***** Data for the task *****

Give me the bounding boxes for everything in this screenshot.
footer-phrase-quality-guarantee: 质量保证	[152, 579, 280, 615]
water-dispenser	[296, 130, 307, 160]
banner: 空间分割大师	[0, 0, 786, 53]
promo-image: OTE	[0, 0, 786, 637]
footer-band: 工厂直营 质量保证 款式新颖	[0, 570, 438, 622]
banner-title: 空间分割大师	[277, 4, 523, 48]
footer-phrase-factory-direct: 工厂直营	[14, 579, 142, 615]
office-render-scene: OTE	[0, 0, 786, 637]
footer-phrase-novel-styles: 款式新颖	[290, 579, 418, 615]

*****
***** Data for the task *****

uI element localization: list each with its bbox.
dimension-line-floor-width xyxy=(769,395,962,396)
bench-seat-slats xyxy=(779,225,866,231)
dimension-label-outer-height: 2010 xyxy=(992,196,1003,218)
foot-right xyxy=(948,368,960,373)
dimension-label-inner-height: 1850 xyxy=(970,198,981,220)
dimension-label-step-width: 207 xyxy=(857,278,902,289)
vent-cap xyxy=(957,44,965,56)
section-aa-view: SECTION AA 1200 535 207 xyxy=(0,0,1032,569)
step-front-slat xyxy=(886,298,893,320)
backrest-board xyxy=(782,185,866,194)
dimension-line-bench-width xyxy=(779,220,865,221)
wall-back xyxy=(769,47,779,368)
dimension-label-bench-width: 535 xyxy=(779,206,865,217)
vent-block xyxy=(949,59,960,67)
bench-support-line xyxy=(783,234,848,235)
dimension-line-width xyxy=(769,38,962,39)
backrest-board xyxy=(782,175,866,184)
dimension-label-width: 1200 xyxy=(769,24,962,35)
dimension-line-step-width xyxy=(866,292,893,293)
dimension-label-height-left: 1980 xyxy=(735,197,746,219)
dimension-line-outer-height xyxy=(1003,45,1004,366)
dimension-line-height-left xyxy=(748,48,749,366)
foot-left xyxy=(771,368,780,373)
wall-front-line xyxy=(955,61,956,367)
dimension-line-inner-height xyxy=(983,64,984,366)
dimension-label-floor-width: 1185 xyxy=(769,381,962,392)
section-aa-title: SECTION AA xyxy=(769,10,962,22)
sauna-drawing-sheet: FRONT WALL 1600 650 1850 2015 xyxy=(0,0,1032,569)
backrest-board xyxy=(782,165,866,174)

*****
***** Data for the task *****

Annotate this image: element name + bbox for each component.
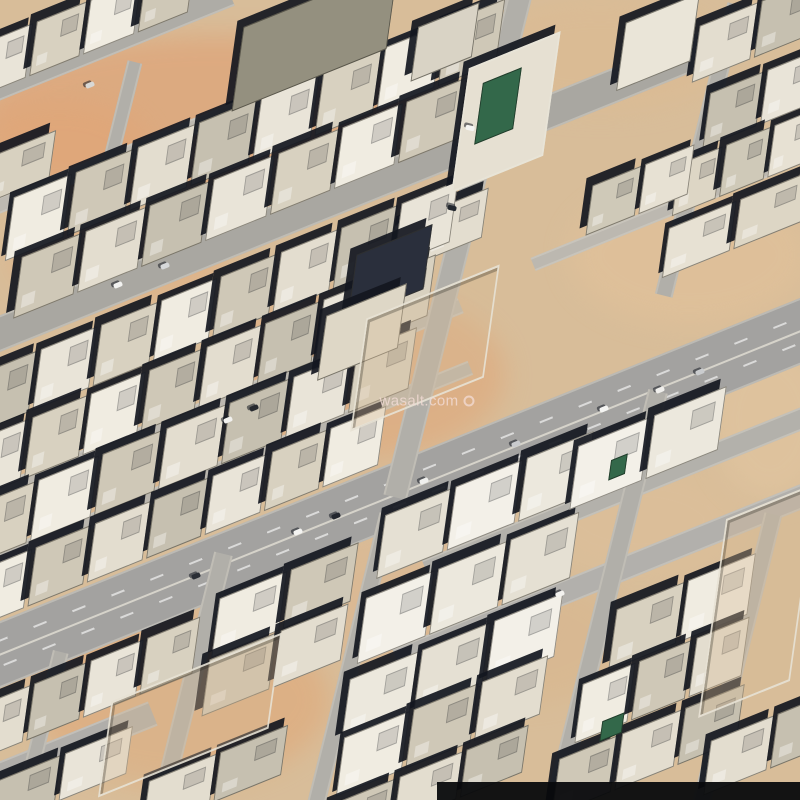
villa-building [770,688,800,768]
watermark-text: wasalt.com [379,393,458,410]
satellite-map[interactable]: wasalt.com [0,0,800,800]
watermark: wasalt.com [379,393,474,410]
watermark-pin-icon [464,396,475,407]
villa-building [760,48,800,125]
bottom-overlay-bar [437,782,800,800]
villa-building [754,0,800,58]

*****

#### [Directive]
Return, word for word, the part of the items that opens with the line containing "Annotate this image: element" and closes with the line containing "villa-building [754,0,800,58]", including both of those lines. Leave the pictures out of your answer.

#### [Solution]
Annotate this image: element name + bbox for each component.
villa-building [770,688,800,768]
watermark-text: wasalt.com [379,393,458,410]
satellite-map[interactable]: wasalt.com [0,0,800,800]
watermark: wasalt.com [379,393,474,410]
watermark-pin-icon [464,396,475,407]
villa-building [760,48,800,125]
bottom-overlay-bar [437,782,800,800]
villa-building [754,0,800,58]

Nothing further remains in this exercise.